Short problem: Recast the data below as a JSON list of strings, with one string for each line and any blank lines left out.

Dataset entries:
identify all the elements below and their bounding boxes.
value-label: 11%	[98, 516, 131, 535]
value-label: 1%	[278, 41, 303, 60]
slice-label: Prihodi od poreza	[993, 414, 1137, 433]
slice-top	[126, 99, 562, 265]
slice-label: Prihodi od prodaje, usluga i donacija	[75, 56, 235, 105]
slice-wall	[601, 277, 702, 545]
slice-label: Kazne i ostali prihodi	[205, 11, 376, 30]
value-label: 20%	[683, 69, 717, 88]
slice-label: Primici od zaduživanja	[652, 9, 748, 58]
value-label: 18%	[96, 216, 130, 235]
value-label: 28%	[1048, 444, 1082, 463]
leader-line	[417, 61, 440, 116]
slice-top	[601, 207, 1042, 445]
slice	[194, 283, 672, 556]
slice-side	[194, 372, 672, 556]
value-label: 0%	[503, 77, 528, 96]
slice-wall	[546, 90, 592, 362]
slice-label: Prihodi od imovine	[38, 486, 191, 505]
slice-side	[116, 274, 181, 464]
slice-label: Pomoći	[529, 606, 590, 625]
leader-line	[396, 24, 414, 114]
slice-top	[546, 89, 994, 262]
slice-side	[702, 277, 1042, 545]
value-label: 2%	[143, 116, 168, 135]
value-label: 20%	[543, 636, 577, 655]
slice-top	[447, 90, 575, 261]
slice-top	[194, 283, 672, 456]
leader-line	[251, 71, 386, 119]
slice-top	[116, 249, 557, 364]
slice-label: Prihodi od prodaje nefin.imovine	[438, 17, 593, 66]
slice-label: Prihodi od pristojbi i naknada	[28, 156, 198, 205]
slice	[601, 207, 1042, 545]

Right answer:
[
  "identify all the elements below and their bounding boxes.",
  "value-label: 11%\t[98, 516, 131, 535]",
  "value-label: 1%\t[278, 41, 303, 60]",
  "slice-label: Prihodi od poreza\t[993, 414, 1137, 433]",
  "slice-top\t[126, 99, 562, 265]",
  "slice-label: Prihodi od prodaje, usluga i donacija\t[75, 56, 235, 105]",
  "slice-wall\t[601, 277, 702, 545]",
  "slice-label: Kazne i ostali prihodi\t[205, 11, 376, 30]",
  "value-label: 20%\t[683, 69, 717, 88]",
  "slice-label: Primici od zaduživanja\t[652, 9, 748, 58]",
  "value-label: 18%\t[96, 216, 130, 235]",
  "value-label: 28%\t[1048, 444, 1082, 463]",
  "leader-line\t[417, 61, 440, 116]",
  "slice-top\t[601, 207, 1042, 445]",
  "slice\t[194, 283, 672, 556]",
  "slice-side\t[194, 372, 672, 556]",
  "value-label: 0%\t[503, 77, 528, 96]",
  "slice-wall\t[546, 90, 592, 362]",
  "slice-label: Prihodi od imovine\t[38, 486, 191, 505]",
  "slice-side\t[116, 274, 181, 464]",
  "slice-label: Pomoći\t[529, 606, 590, 625]",
  "leader-line\t[396, 24, 414, 114]",
  "slice-top\t[546, 89, 994, 262]",
  "slice-side\t[702, 277, 1042, 545]",
  "value-label: 2%\t[143, 116, 168, 135]",
  "value-label: 20%\t[543, 636, 577, 655]",
  "slice-top\t[447, 90, 575, 261]",
  "slice-top\t[194, 283, 672, 456]",
  "leader-line\t[251, 71, 386, 119]",
  "slice-top\t[116, 249, 557, 364]",
  "slice-label: Prihodi od prodaje nefin.imovine\t[438, 17, 593, 66]",
  "slice-label: Prihodi od pristojbi i naknada\t[28, 156, 198, 205]",
  "slice\t[601, 207, 1042, 545]"
]